*SHORT TASK*:
In your copy, repeat the records exactly and leave out the pictures.

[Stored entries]
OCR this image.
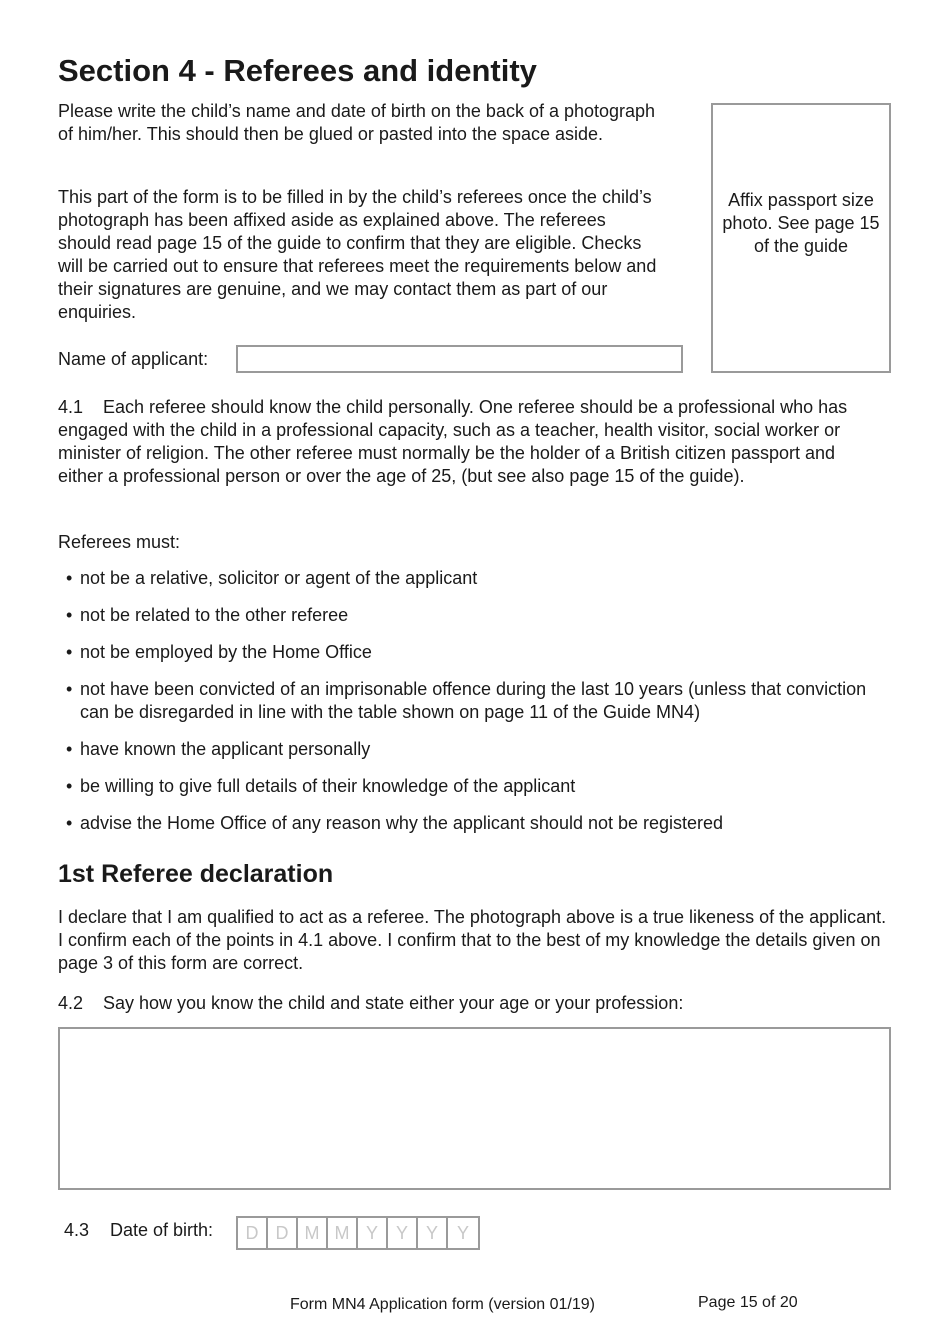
Section 4 - Referees and identity

Please write the child’s name and date of birth on the back of a photograph of him/her. This should then be glued or pasted into the space aside.

This part of the form is to be filled in by the child’s referees once the child’s photograph has been affixed aside as explained above. The referees should read page 15 of the guide to confirm that they are eligible. Checks will be carried out to ensure that referees meet the requirements below and their signatures are genuine, and we may contact them as part of our enquiries.

Affix passport size photo. See page 15 of the guide
Name of applicant:

4.1 Each referee should know the child personally. One referee should be a professional who has engaged with the child in a professional capacity, such as a teacher, health visitor, social worker or minister of religion. The other referee must normally be the holder of a British citizen passport and either a professional person or over the age of 25, (but see also page 15 of the guide).

Referees must:

• not be a relative, solicitor or agent of the applicant
• not be related to the other referee
• not be employed by the Home Office
• not have been convicted of an imprisonable offence during the last 10 years (unless that conviction can be disregarded in line with the table shown on page 11 of the Guide MN4)
• have known the applicant personally
• be willing to give full details of their knowledge of the applicant
• advise the Home Office of any reason why the applicant should not be registered
1st Referee declaration

I declare that I am qualified to act as a referee. The photograph above is a true likeness of the applicant. I confirm each of the points in 4.1 above. I confirm that to the best of my knowledge the details given on page 3 of this form are correct.

4.2 Say how you know the child and state either your age or your profession:

4.3 Date of birth:	D D M M Y Y Y	Y
Form MN4 Application form (version 01/19)	Page 15 of 20
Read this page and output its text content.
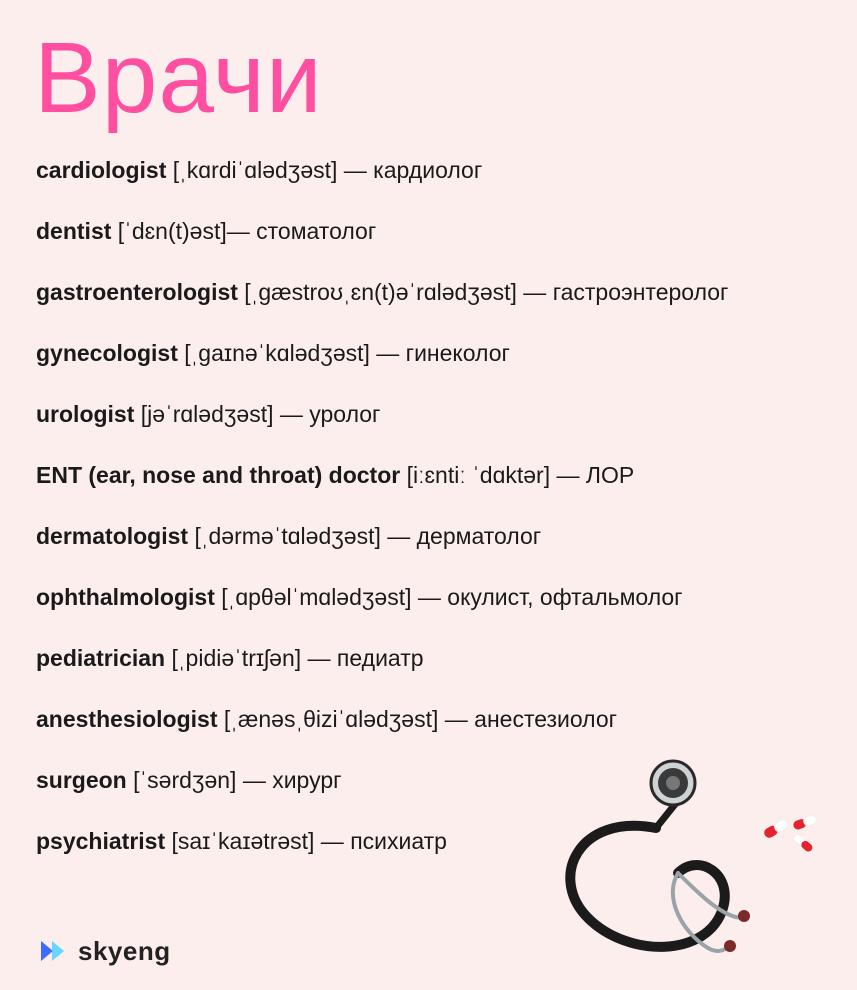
Врачи
cardiologist [ˌkɑrdiˈɑlədʒəst] — кардиолог
dentist [ˈdɛn(t)əst]— стоматолог
gastroenterologist [ˌɡæstroʊˌɛn(t)əˈrɑlədʒəst] — гастроэнтеролог
gynecologist [ˌɡaɪnəˈkɑlədʒəst] — гинеколог
urologist [jəˈrɑlədʒəst] — уролог
ENT (ear, nose and throat) doctor [iːɛntiː ˈdɑktər] — ЛОР
dermatologist [ˌdərməˈtɑlədʒəst] — дерматолог
ophthalmologist [ˌɑpθəlˈmɑlədʒəst] — окулист, офтальмолог
pediatrician [ˌpidiəˈtrɪʃən] — педиатр
anesthesiologist [ˌænəsˌθiziˈɑlədʒəst] — анестезиолог
surgeon [ˈsərdʒən] — хирург
psychiatrist [saɪˈkaɪətrəst] — психиатр
skyeng
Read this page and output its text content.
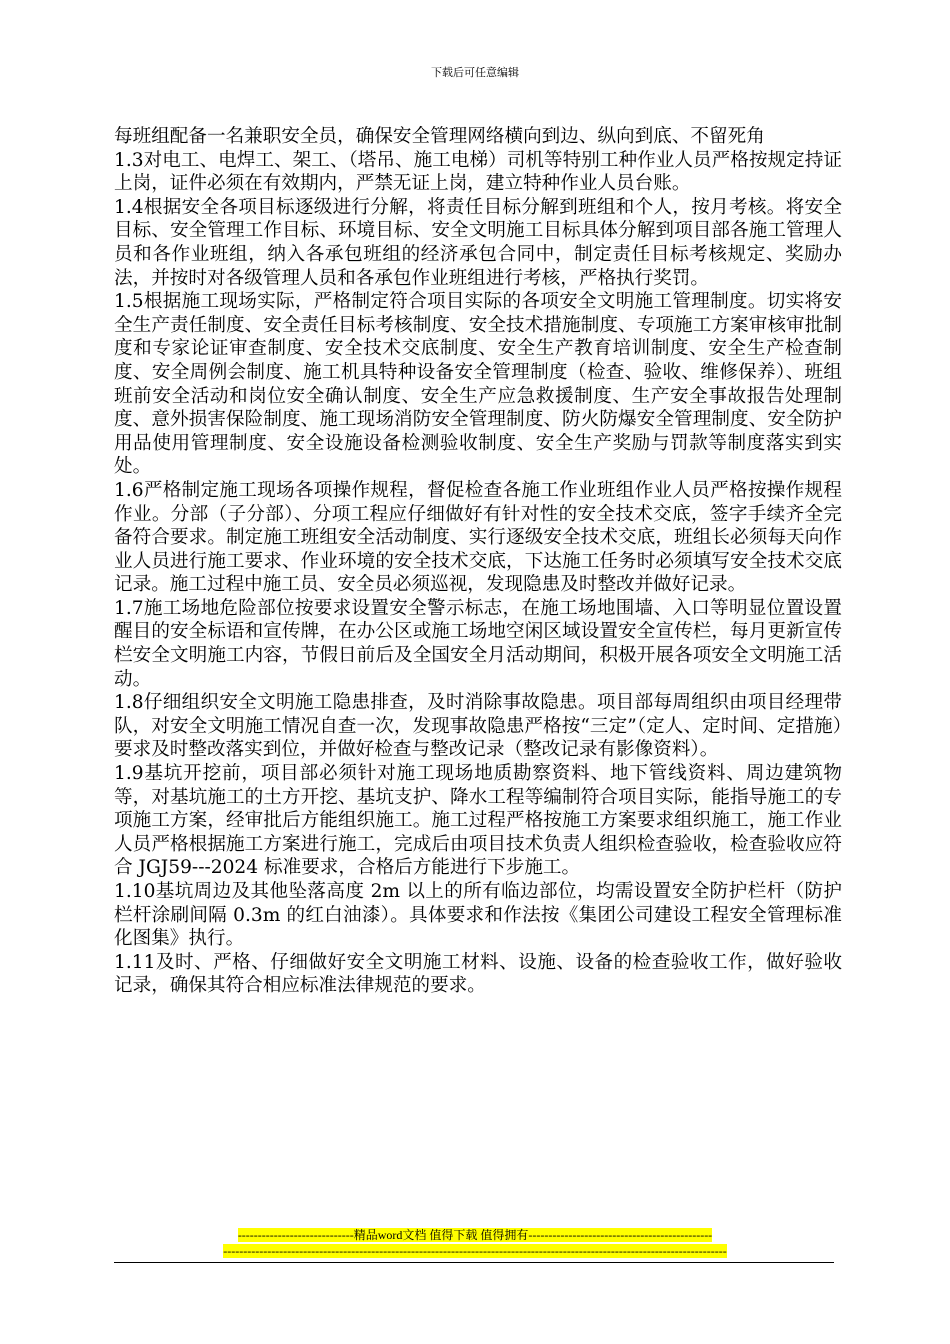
下载后可任意编辑

每班组配备一名兼职安全员，确保安全管理网络横向到边、纵向到底、不留死角

1.3对电工、电焊工、架工、（塔吊、施工电梯）司机等特别工种作业人员严格按规定持证上岗，证件必须在有效期内，严禁无证上岗，建立特种作业人员台账。

1.4根据安全各项目标逐级进行分解，将责任目标分解到班组和个人，按月考核。将安全目标、安全管理工作目标、环境目标、安全文明施工目标具体分解到项目部各施工管理人员和各作业班组，纳入各承包班组的经济承包合同中，制定责任目标考核规定、奖励办法，并按时对各级管理人员和各承包作业班组进行考核，严格执行奖罚。

1.5根据施工现场实际，严格制定符合项目实际的各项安全文明施工管理制度。切实将安全生产责任制度、安全责任目标考核制度、安全技术措施制度、专项施工方案审核审批制度和专家论证审查制度、安全技术交底制度、安全生产教育培训制度、安全生产检查制度、安全周例会制度、施工机具特种设备安全管理制度（检查、验收、维修保养）、班组班前安全活动和岗位安全确认制度、安全生产应急救援制度、生产安全事故报告处理制度、意外损害保险制度、施工现场消防安全管理制度、防火防爆安全管理制度、安全防护用品使用管理制度、安全设施设备检测验收制度、安全生产奖励与罚款等制度落实到实处。

1.6严格制定施工现场各项操作规程，督促检查各施工作业班组作业人员严格按操作规程作业。分部（子分部）、分项工程应仔细做好有针对性的安全技术交底，签字手续齐全完备符合要求。制定施工班组安全活动制度、实行逐级安全技术交底，班组长必须每天向作业人员进行施工要求、作业环境的安全技术交底，下达施工任务时必须填写安全技术交底记录。施工过程中施工员、安全员必须巡视，发现隐患及时整改并做好记录。

1.7施工场地危险部位按要求设置安全警示标志，在施工场地围墙、入口等明显位置设置醒目的安全标语和宣传牌，在办公区或施工场地空闲区域设置安全宣传栏，每月更新宣传栏安全文明施工内容，节假日前后及全国安全月活动期间，积极开展各项安全文明施工活动。

1.8仔细组织安全文明施工隐患排查，及时消除事故隐患。项目部每周组织由项目经理带队，对安全文明施工情况自查一次，发现事故隐患严格按“三定”（定人、定时间、定措施）要求及时整改落实到位，并做好检查与整改记录（整改记录有影像资料）。

1.9基坑开挖前，项目部必须针对施工现场地质勘察资料、地下管线资料、周边建筑物等，对基坑施工的土方开挖、基坑支护、降水工程等编制符合项目实际，能指导施工的专项施工方案，经审批后方能组织施工。施工过程严格按施工方案要求组织施工，施工作业人员严格根据施工方案进行施工，完成后由项目技术负责人组织检查验收，检查验收应符合 JGJ59---2024 标准要求，合格后方能进行下步施工。

1.10基坑周边及其他坠落高度 2m 以上的所有临边部位，均需设置安全防护栏杆（防护栏杆涂刷间隔 0.3m 的红白油漆）。具体要求和作法按《集团公司建设工程安全管理标准化图集》执行。

1.11及时、严格、仔细做好安全文明施工材料、设施、设备的检查验收工作，做好验收记录，确保其符合相应标准法律规范的要求。

-----------------------------精品word文档 值得下载 值得拥有----------------------------------------------
------------------------------------------------------------------------------------------------------------------------------
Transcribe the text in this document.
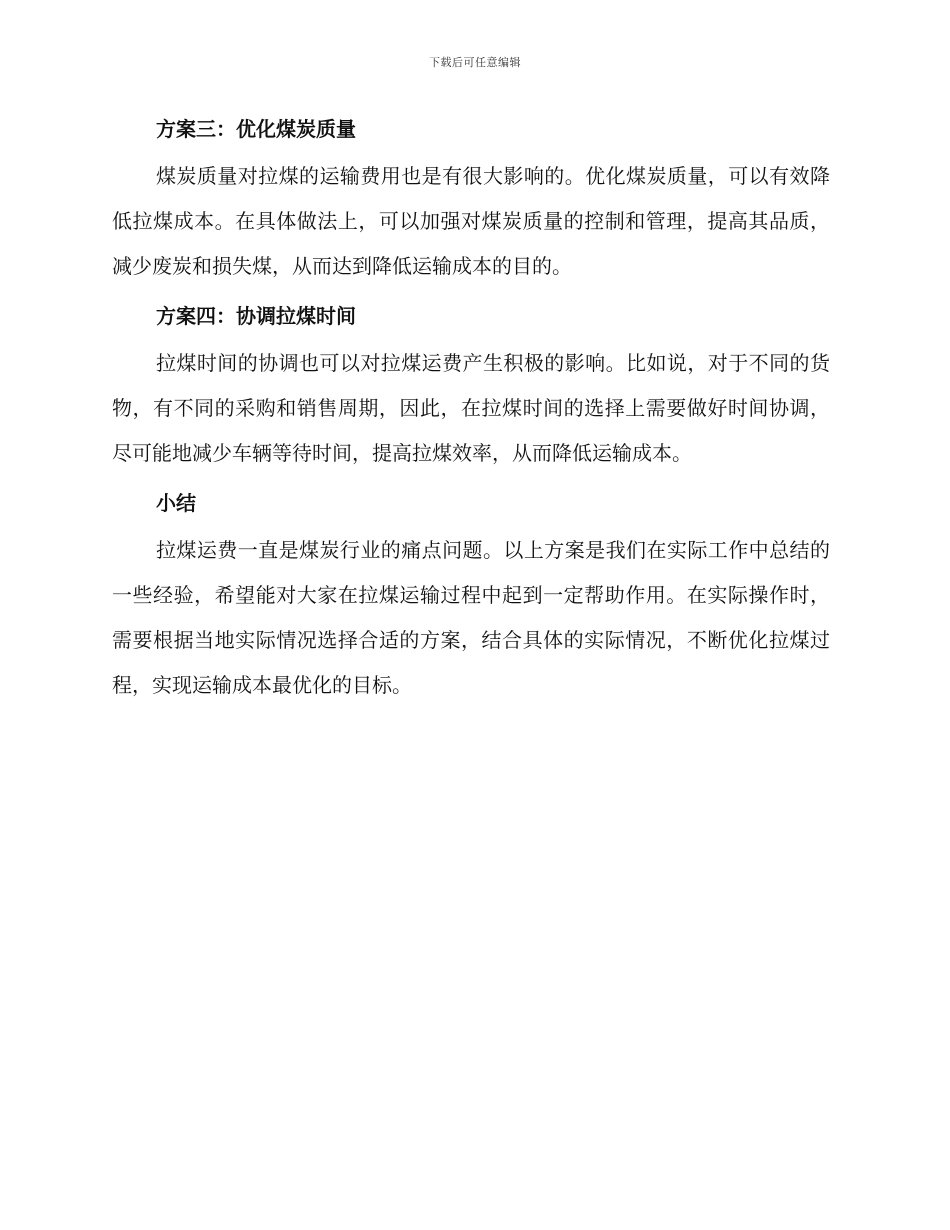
下载后可任意编辑
方案三：优化煤炭质量

煤炭质量对拉煤的运输费用也是有很大影响的。优化煤炭质量，可以有效降低拉煤成本。在具体做法上，可以加强对煤炭质量的控制和管理，提高其品质，减少废炭和损失煤，从而达到降低运输成本的目的。

方案四：协调拉煤时间

拉煤时间的协调也可以对拉煤运费产生积极的影响。比如说，对于不同的货物，有不同的采购和销售周期，因此，在拉煤时间的选择上需要做好时间协调，尽可能地减少车辆等待时间，提高拉煤效率，从而降低运输成本。

小结

拉煤运费一直是煤炭行业的痛点问题。以上方案是我们在实际工作中总结的一些经验，希望能对大家在拉煤运输过程中起到一定帮助作用。在实际操作时，需要根据当地实际情况选择合适的方案，结合具体的实际情况，不断优化拉煤过程，实现运输成本最优化的目标。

*OUTPUT*:
OCR this image.
Section 4 - Referees and identity

Please write the child’s name and date of birth on the back of a photograph of him/her. This should then be glued or pasted into the space aside.

This part of the form is to be filled in by the child’s referees once the child’s photograph has been affixed aside as explained above. The referees should read page 15 of the guide to confirm that they are eligible. Checks will be carried out to ensure that referees meet the requirements below and their signatures are genuine, and we may contact them as part of our enquiries.

Affix passport size photo. See page 15 of the guide
Name of applicant:

4.1 Each referee should know the child personally. One referee should be a professional who has engaged with the child in a professional capacity, such as a teacher, health visitor, social worker or minister of religion. The other referee must normally be the holder of a British citizen passport and either a professional person or over the age of 25, (but see also page 15 of the guide).

Referees must:

• not be a relative, solicitor or agent of the applicant
• not be related to the other referee
• not be employed by the Home Office
• not have been convicted of an imprisonable offence during the last 10 years (unless that conviction can be disregarded in line with the table shown on page 11 of the Guide MN4)
• have known the applicant personally
• be willing to give full details of their knowledge of the applicant
• advise the Home Office of any reason why the applicant should not be registered
1st Referee declaration

I declare that I am qualified to act as a referee. The photograph above is a true likeness of the applicant. I confirm each of the points in 4.1 above. I confirm that to the best of my knowledge the details given on page 3 of this form are correct.

4.2 Say how you know the child and state either your age or your profession:

4.3 Date of birth:	D D M M Y Y Y	Y
Form MN4 Application form (version 01/19)	Page 15 of 20
Read this page and output its text content.
Врачи
cardiologist [ˌkɑrdiˈɑlədʒəst] — кардиолог
dentist [ˈdɛn(t)əst]— стоматолог
gastroenterologist [ˌɡæstroʊˌɛn(t)əˈrɑlədʒəst] — гастроэнтеролог
gynecologist [ˌɡaɪnəˈkɑlədʒəst] — гинеколог
urologist [jəˈrɑlədʒəst] — уролог
ENT (ear, nose and throat) doctor [iːɛntiː ˈdɑktər] — ЛОР
dermatologist [ˌdərməˈtɑlədʒəst] — дерматолог
ophthalmologist [ˌɑpθəlˈmɑlədʒəst] — окулист, офтальмолог
pediatrician [ˌpidiəˈtrɪʃən] — педиатр
anesthesiologist [ˌænəsˌθiziˈɑlədʒəst] — анестезиолог
surgeon [ˈsərdʒən] — хирург
psychiatrist [saɪˈkaɪətrəst] — психиатр
skyeng
Read this page and output its text content.
下载后可任意编辑

每班组配备一名兼职安全员，确保安全管理网络横向到边、纵向到底、不留死角

1.3对电工、电焊工、架工、（塔吊、施工电梯）司机等特别工种作业人员严格按规定持证上岗，证件必须在有效期内，严禁无证上岗，建立特种作业人员台账。

1.4根据安全各项目标逐级进行分解，将责任目标分解到班组和个人，按月考核。将安全目标、安全管理工作目标、环境目标、安全文明施工目标具体分解到项目部各施工管理人员和各作业班组，纳入各承包班组的经济承包合同中，制定责任目标考核规定、奖励办法，并按时对各级管理人员和各承包作业班组进行考核，严格执行奖罚。

1.5根据施工现场实际，严格制定符合项目实际的各项安全文明施工管理制度。切实将安全生产责任制度、安全责任目标考核制度、安全技术措施制度、专项施工方案审核审批制度和专家论证审查制度、安全技术交底制度、安全生产教育培训制度、安全生产检查制度、安全周例会制度、施工机具特种设备安全管理制度（检查、验收、维修保养）、班组班前安全活动和岗位安全确认制度、安全生产应急救援制度、生产安全事故报告处理制度、意外损害保险制度、施工现场消防安全管理制度、防火防爆安全管理制度、安全防护用品使用管理制度、安全设施设备检测验收制度、安全生产奖励与罚款等制度落实到实处。

1.6严格制定施工现场各项操作规程，督促检查各施工作业班组作业人员严格按操作规程作业。分部（子分部）、分项工程应仔细做好有针对性的安全技术交底，签字手续齐全完备符合要求。制定施工班组安全活动制度、实行逐级安全技术交底，班组长必须每天向作业人员进行施工要求、作业环境的安全技术交底，下达施工任务时必须填写安全技术交底记录。施工过程中施工员、安全员必须巡视，发现隐患及时整改并做好记录。

1.7施工场地危险部位按要求设置安全警示标志，在施工场地围墙、入口等明显位置设置醒目的安全标语和宣传牌，在办公区或施工场地空闲区域设置安全宣传栏，每月更新宣传栏安全文明施工内容，节假日前后及全国安全月活动期间，积极开展各项安全文明施工活动。

1.8仔细组织安全文明施工隐患排查，及时消除事故隐患。项目部每周组织由项目经理带队，对安全文明施工情况自查一次，发现事故隐患严格按“三定”（定人、定时间、定措施）要求及时整改落实到位，并做好检查与整改记录（整改记录有影像资料）。

1.9基坑开挖前，项目部必须针对施工现场地质勘察资料、地下管线资料、周边建筑物等，对基坑施工的土方开挖、基坑支护、降水工程等编制符合项目实际，能指导施工的专项施工方案，经审批后方能组织施工。施工过程严格按施工方案要求组织施工，施工作业人员严格根据施工方案进行施工，完成后由项目技术负责人组织检查验收，检查验收应符合 JGJ59---2024 标准要求，合格后方能进行下步施工。

1.10基坑周边及其他坠落高度 2m 以上的所有临边部位，均需设置安全防护栏杆（防护栏杆涂刷间隔 0.3m 的红白油漆）。具体要求和作法按《集团公司建设工程安全管理标准化图集》执行。

1.11及时、严格、仔细做好安全文明施工材料、设施、设备的检查验收工作，做好验收记录，确保其符合相应标准法律规范的要求。

-----------------------------精品word文档 值得下载 值得拥有----------------------------------------------
------------------------------------------------------------------------------------------------------------------------------
Transcribe the text in this document.
下载后可任意编辑
方案三：优化煤炭质量

煤炭质量对拉煤的运输费用也是有很大影响的。优化煤炭质量，可以有效降低拉煤成本。在具体做法上，可以加强对煤炭质量的控制和管理，提高其品质，减少废炭和损失煤，从而达到降低运输成本的目的。

方案四：协调拉煤时间

拉煤时间的协调也可以对拉煤运费产生积极的影响。比如说，对于不同的货物，有不同的采购和销售周期，因此，在拉煤时间的选择上需要做好时间协调，尽可能地减少车辆等待时间，提高拉煤效率，从而降低运输成本。

小结

拉煤运费一直是煤炭行业的痛点问题。以上方案是我们在实际工作中总结的一些经验，希望能对大家在拉煤运输过程中起到一定帮助作用。在实际操作时，需要根据当地实际情况选择合适的方案，结合具体的实际情况，不断优化拉煤过程，实现运输成本最优化的目标。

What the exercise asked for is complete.